▶ Problem details: Reproduce the listing below word for word, with no pictures.

▶ Saved data entries:
** Start **

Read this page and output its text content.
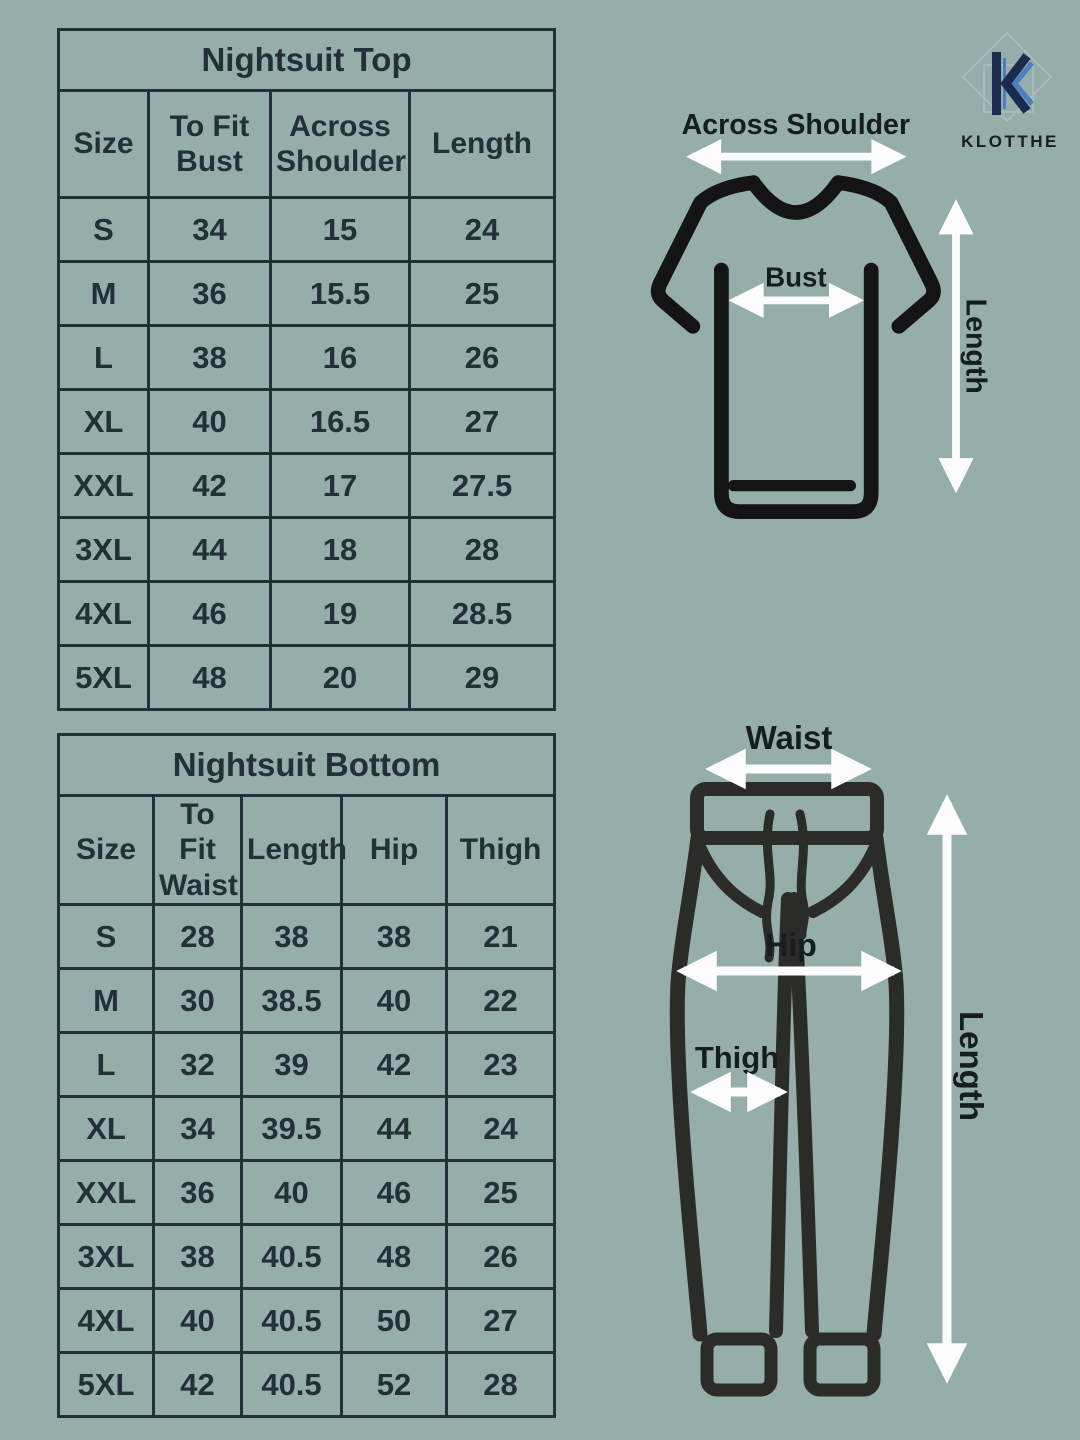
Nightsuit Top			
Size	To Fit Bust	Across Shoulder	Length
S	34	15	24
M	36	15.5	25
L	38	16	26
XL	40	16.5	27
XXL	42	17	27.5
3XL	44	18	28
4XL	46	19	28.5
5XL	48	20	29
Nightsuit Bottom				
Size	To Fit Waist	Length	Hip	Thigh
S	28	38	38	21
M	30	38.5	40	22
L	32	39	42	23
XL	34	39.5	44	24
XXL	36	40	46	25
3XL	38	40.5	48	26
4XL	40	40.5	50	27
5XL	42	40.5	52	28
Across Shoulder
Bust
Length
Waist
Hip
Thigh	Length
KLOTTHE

** End **

▶ Exercise answer:
Read this page and output its text content.
Nightsuit Top			
Size	To Fit Bust	Across Shoulder	Length
S	34	15	24
M	36	15.5	25
L	38	16	26
XL	40	16.5	27
XXL	42	17	27.5
3XL	44	18	28
4XL	46	19	28.5
5XL	48	20	29
Nightsuit Bottom				
Size	To Fit Waist	Length	Hip	Thigh
S	28	38	38	21
M	30	38.5	40	22
L	32	39	42	23
XL	34	39.5	44	24
XXL	36	40	46	25
3XL	38	40.5	48	26
4XL	40	40.5	50	27
5XL	42	40.5	52	28
Across Shoulder
Bust
Length
Waist
Hip
Thigh	Length
KLOTTHE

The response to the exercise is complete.